- _Instructions to follow_: Copy each line of the entries beneath that contains the word "Overrides".

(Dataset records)
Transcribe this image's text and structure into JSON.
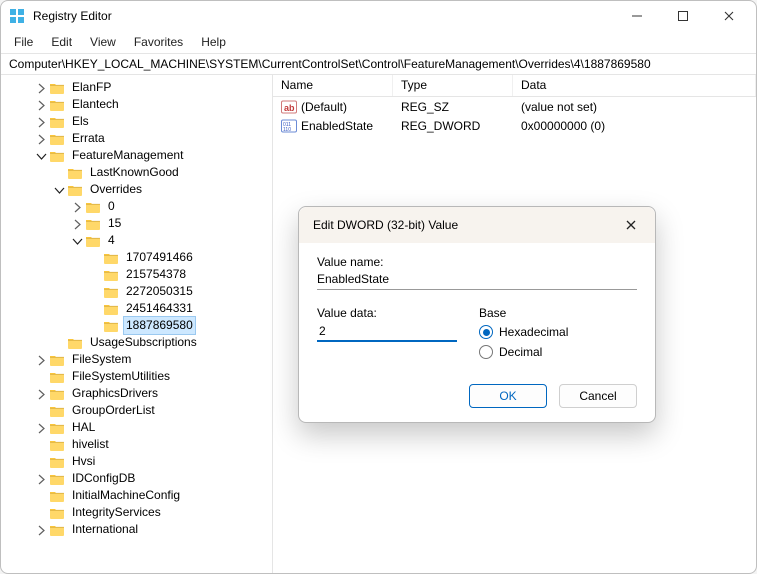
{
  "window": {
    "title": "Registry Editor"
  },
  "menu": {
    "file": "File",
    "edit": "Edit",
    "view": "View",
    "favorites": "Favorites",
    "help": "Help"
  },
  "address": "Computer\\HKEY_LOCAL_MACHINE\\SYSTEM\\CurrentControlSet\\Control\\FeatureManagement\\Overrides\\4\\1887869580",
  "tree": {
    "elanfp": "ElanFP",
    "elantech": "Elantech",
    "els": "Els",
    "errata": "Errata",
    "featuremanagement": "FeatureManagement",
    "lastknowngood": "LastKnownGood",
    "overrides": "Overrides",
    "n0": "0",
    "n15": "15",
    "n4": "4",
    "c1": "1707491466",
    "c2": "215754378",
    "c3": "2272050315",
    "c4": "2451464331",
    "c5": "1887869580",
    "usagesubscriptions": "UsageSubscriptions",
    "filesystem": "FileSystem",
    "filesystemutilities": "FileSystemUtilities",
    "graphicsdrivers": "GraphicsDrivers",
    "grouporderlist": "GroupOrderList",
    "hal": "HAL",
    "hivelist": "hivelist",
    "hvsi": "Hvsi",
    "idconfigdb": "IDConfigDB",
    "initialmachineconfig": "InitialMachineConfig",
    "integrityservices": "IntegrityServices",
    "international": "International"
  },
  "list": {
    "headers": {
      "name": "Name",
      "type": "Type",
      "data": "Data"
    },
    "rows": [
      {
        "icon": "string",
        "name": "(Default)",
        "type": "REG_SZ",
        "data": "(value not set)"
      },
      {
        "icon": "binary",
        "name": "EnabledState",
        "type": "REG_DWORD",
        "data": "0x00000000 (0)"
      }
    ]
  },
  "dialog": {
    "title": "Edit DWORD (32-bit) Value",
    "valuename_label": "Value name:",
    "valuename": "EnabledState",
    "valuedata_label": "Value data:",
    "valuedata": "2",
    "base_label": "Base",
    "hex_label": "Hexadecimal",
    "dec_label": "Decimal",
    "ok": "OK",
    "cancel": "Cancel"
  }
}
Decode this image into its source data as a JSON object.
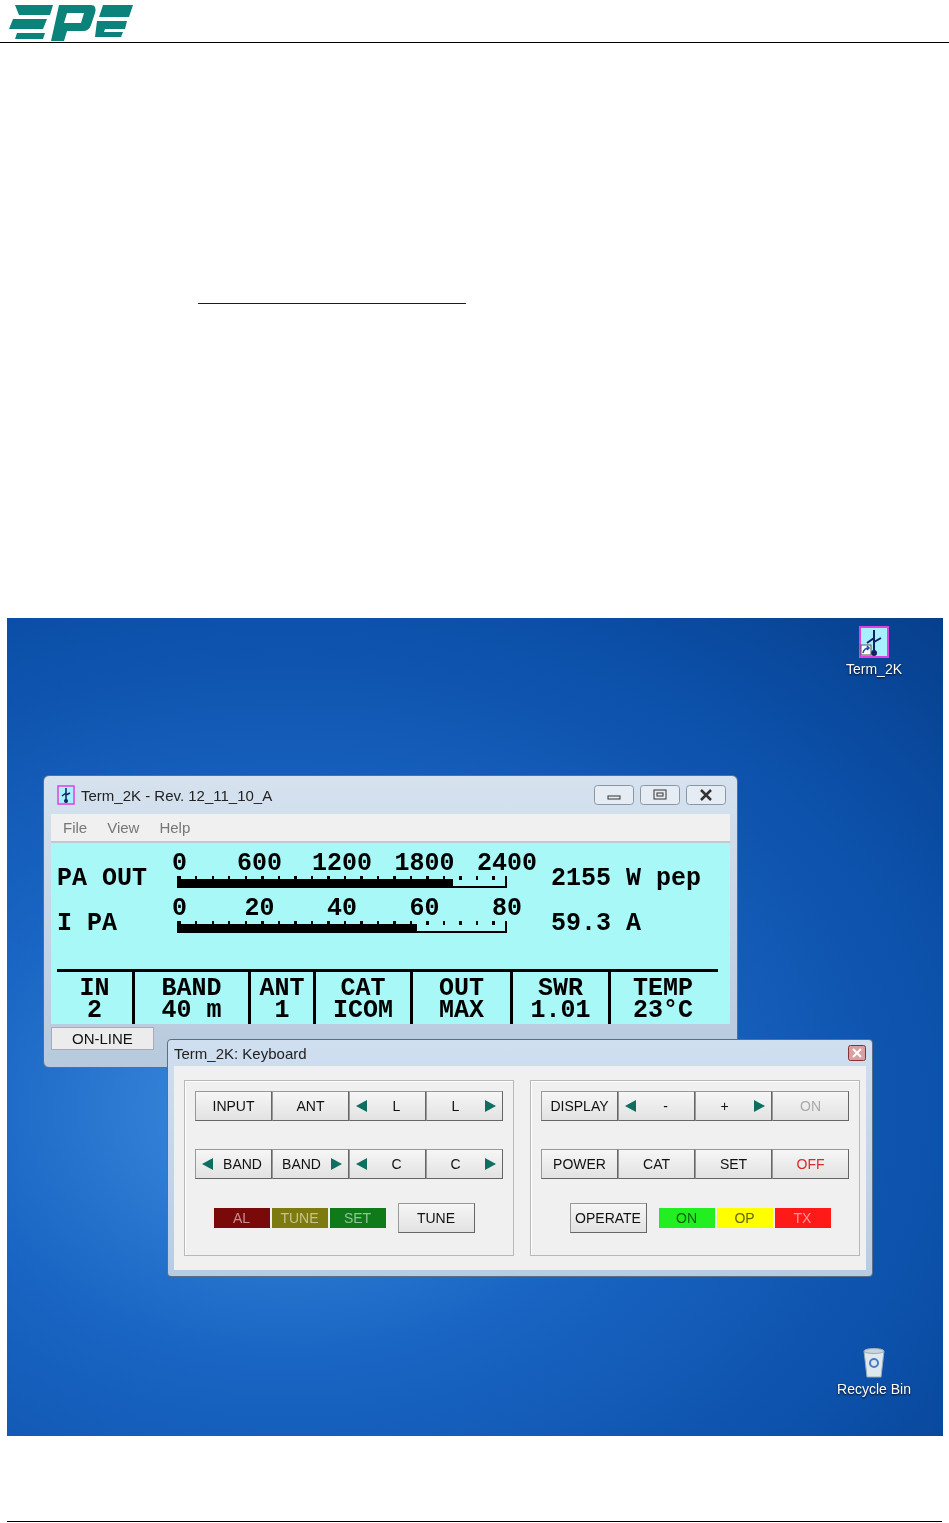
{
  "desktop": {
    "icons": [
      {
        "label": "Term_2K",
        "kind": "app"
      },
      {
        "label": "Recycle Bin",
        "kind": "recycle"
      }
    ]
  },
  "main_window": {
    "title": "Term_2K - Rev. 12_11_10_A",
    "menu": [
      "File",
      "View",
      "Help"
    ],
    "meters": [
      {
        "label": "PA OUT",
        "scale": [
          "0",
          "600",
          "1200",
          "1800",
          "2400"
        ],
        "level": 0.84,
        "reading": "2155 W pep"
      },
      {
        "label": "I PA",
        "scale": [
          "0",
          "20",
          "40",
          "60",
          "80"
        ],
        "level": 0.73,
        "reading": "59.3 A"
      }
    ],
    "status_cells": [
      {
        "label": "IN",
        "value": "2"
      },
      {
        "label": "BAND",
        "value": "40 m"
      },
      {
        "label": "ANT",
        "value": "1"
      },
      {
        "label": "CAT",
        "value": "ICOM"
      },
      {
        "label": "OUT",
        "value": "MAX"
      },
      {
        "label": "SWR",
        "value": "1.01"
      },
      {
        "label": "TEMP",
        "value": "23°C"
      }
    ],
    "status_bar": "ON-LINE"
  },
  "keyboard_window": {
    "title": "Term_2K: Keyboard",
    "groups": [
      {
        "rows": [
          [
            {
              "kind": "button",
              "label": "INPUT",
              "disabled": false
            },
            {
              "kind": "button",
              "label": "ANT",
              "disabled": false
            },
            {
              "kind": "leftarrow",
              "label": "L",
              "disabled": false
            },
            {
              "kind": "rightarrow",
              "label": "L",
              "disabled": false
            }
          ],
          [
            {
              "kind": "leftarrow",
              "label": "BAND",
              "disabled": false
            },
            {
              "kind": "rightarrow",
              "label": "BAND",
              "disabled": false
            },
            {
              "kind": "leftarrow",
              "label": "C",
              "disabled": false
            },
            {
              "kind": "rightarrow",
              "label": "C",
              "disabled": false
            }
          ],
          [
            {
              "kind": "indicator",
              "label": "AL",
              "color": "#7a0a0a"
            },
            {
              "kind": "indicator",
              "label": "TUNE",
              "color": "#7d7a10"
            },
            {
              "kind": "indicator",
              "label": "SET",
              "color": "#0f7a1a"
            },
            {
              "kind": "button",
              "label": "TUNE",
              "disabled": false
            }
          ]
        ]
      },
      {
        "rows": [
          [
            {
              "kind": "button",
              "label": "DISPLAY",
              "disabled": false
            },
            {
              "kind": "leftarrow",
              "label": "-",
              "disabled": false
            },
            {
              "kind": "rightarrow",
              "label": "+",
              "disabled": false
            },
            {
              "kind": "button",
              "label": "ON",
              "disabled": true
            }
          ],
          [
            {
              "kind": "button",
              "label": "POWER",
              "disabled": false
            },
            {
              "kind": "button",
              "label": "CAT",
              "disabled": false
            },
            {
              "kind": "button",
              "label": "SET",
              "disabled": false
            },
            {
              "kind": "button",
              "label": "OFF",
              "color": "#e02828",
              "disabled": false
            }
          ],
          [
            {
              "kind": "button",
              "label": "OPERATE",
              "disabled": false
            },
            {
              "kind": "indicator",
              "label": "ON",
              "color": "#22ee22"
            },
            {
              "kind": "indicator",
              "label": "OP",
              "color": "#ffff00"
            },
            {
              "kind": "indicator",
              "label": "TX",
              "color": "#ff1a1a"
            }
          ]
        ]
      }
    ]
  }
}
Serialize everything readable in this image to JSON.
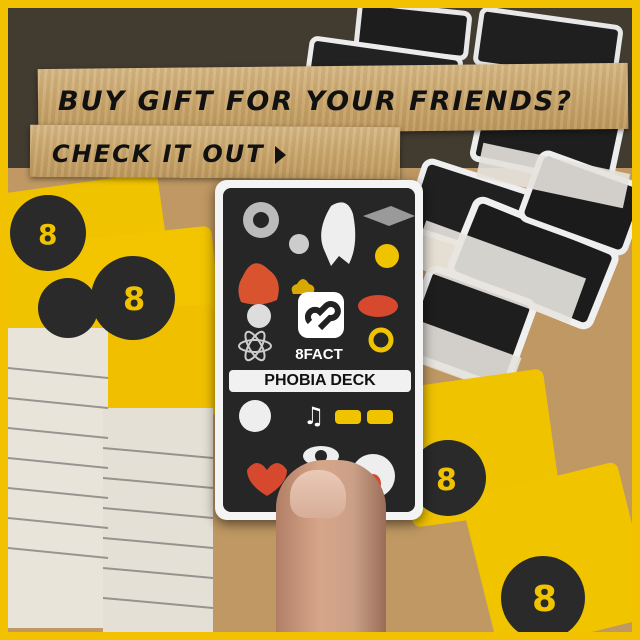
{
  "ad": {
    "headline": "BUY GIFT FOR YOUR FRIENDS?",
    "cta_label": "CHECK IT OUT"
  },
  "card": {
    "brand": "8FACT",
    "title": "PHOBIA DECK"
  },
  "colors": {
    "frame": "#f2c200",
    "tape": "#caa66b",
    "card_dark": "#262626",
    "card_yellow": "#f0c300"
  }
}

- _Task response_:
  "address": "Computer\\HKEY_LOCAL_MACHINE\\SYSTEM\\CurrentControlSet\\Control\\FeatureManagement\\Overrides\\4\\1887869580",
    "overrides": "Overrides",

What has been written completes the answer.